▶ **YOUR GOAL**: Repeat all of the data precisely.

================

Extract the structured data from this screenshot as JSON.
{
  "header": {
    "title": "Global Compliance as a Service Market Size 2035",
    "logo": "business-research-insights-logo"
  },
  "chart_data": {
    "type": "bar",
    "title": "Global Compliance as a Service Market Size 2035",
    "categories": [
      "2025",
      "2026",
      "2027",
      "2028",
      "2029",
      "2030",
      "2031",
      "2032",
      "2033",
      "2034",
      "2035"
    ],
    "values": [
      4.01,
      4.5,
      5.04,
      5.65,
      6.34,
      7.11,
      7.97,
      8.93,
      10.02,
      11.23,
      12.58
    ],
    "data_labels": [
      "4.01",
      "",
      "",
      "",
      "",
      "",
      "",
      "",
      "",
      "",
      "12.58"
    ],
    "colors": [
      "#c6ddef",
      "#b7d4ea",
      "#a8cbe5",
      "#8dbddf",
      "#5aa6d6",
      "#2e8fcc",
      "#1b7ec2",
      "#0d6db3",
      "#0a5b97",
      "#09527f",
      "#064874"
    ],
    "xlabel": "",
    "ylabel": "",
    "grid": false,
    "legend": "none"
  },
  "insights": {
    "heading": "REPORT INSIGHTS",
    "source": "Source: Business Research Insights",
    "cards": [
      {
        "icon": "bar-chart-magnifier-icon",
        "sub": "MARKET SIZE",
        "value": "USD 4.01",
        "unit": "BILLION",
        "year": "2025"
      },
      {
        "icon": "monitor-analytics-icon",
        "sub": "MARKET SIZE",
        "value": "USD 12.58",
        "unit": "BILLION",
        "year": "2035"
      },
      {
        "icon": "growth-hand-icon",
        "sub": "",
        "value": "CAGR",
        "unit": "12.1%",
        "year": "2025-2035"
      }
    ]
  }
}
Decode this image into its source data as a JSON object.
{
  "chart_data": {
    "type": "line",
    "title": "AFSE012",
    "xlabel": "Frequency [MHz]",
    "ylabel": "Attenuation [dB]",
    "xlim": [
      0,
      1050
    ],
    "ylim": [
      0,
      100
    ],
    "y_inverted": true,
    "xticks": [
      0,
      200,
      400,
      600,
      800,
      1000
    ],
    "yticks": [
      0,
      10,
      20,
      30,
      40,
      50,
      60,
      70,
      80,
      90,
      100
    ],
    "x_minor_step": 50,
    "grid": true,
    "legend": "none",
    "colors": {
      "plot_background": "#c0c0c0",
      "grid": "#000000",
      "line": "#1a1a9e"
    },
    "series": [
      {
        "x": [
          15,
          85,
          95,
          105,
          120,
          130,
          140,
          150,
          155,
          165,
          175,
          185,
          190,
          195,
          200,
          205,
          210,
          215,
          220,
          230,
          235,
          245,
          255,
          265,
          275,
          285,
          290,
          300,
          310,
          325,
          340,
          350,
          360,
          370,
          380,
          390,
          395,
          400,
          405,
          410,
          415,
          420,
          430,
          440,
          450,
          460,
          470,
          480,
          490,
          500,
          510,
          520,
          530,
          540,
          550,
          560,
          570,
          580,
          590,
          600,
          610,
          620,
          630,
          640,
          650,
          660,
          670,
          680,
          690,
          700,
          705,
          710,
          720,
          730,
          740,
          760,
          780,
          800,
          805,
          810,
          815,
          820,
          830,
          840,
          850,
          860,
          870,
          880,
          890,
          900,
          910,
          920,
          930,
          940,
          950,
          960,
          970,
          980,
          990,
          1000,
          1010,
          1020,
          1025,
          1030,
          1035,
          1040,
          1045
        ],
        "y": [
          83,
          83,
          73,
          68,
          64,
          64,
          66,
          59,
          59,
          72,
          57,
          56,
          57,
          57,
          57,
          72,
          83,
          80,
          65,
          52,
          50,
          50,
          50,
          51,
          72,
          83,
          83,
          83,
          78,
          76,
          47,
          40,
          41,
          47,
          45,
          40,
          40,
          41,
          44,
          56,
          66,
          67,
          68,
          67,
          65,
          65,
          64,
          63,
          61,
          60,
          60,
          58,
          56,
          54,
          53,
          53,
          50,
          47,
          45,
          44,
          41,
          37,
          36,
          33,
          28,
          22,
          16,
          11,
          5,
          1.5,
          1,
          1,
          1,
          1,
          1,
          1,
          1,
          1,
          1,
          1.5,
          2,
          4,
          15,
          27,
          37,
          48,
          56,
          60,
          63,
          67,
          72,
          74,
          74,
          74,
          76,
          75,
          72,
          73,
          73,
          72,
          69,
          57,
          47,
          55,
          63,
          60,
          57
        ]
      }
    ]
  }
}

================

▶ **SOLUTION TO THE EXERCISE**:
Extract the structured data from this screenshot as JSON.
{
  "header": {
    "title": "Global Compliance as a Service Market Size 2035",
    "logo": "business-research-insights-logo"
  },
  "chart_data": {
    "type": "bar",
    "title": "Global Compliance as a Service Market Size 2035",
    "categories": [
      "2025",
      "2026",
      "2027",
      "2028",
      "2029",
      "2030",
      "2031",
      "2032",
      "2033",
      "2034",
      "2035"
    ],
    "values": [
      4.01,
      4.5,
      5.04,
      5.65,
      6.34,
      7.11,
      7.97,
      8.93,
      10.02,
      11.23,
      12.58
    ],
    "data_labels": [
      "4.01",
      "",
      "",
      "",
      "",
      "",
      "",
      "",
      "",
      "",
      "12.58"
    ],
    "colors": [
      "#c6ddef",
      "#b7d4ea",
      "#a8cbe5",
      "#8dbddf",
      "#5aa6d6",
      "#2e8fcc",
      "#1b7ec2",
      "#0d6db3",
      "#0a5b97",
      "#09527f",
      "#064874"
    ],
    "xlabel": "",
    "ylabel": "",
    "grid": false,
    "legend": "none"
  },
  "insights": {
    "heading": "REPORT INSIGHTS",
    "source": "Source: Business Research Insights",
    "cards": [
      {
        "icon": "bar-chart-magnifier-icon",
        "sub": "MARKET SIZE",
        "value": "USD 4.01",
        "unit": "BILLION",
        "year": "2025"
      },
      {
        "icon": "monitor-analytics-icon",
        "sub": "MARKET SIZE",
        "value": "USD 12.58",
        "unit": "BILLION",
        "year": "2035"
      },
      {
        "icon": "growth-hand-icon",
        "sub": "",
        "value": "CAGR",
        "unit": "12.1%",
        "year": "2025-2035"
      }
    ]
  }
}
Decode this image into its source data as a JSON object.
{
  "chart_data": {
    "type": "line",
    "title": "AFSE012",
    "xlabel": "Frequency [MHz]",
    "ylabel": "Attenuation [dB]",
    "xlim": [
      0,
      1050
    ],
    "ylim": [
      0,
      100
    ],
    "y_inverted": true,
    "xticks": [
      0,
      200,
      400,
      600,
      800,
      1000
    ],
    "yticks": [
      0,
      10,
      20,
      30,
      40,
      50,
      60,
      70,
      80,
      90,
      100
    ],
    "x_minor_step": 50,
    "grid": true,
    "legend": "none",
    "colors": {
      "plot_background": "#c0c0c0",
      "grid": "#000000",
      "line": "#1a1a9e"
    },
    "series": [
      {
        "x": [
          15,
          85,
          95,
          105,
          120,
          130,
          140,
          150,
          155,
          165,
          175,
          185,
          190,
          195,
          200,
          205,
          210,
          215,
          220,
          230,
          235,
          245,
          255,
          265,
          275,
          285,
          290,
          300,
          310,
          325,
          340,
          350,
          360,
          370,
          380,
          390,
          395,
          400,
          405,
          410,
          415,
          420,
          430,
          440,
          450,
          460,
          470,
          480,
          490,
          500,
          510,
          520,
          530,
          540,
          550,
          560,
          570,
          580,
          590,
          600,
          610,
          620,
          630,
          640,
          650,
          660,
          670,
          680,
          690,
          700,
          705,
          710,
          720,
          730,
          740,
          760,
          780,
          800,
          805,
          810,
          815,
          820,
          830,
          840,
          850,
          860,
          870,
          880,
          890,
          900,
          910,
          920,
          930,
          940,
          950,
          960,
          970,
          980,
          990,
          1000,
          1010,
          1020,
          1025,
          1030,
          1035,
          1040,
          1045
        ],
        "y": [
          83,
          83,
          73,
          68,
          64,
          64,
          66,
          59,
          59,
          72,
          57,
          56,
          57,
          57,
          57,
          72,
          83,
          80,
          65,
          52,
          50,
          50,
          50,
          51,
          72,
          83,
          83,
          83,
          78,
          76,
          47,
          40,
          41,
          47,
          45,
          40,
          40,
          41,
          44,
          56,
          66,
          67,
          68,
          67,
          65,
          65,
          64,
          63,
          61,
          60,
          60,
          58,
          56,
          54,
          53,
          53,
          50,
          47,
          45,
          44,
          41,
          37,
          36,
          33,
          28,
          22,
          16,
          11,
          5,
          1.5,
          1,
          1,
          1,
          1,
          1,
          1,
          1,
          1,
          1,
          1.5,
          2,
          4,
          15,
          27,
          37,
          48,
          56,
          60,
          63,
          67,
          72,
          74,
          74,
          74,
          76,
          75,
          72,
          73,
          73,
          72,
          69,
          57,
          47,
          55,
          63,
          60,
          57
        ]
      }
    ]
  }
}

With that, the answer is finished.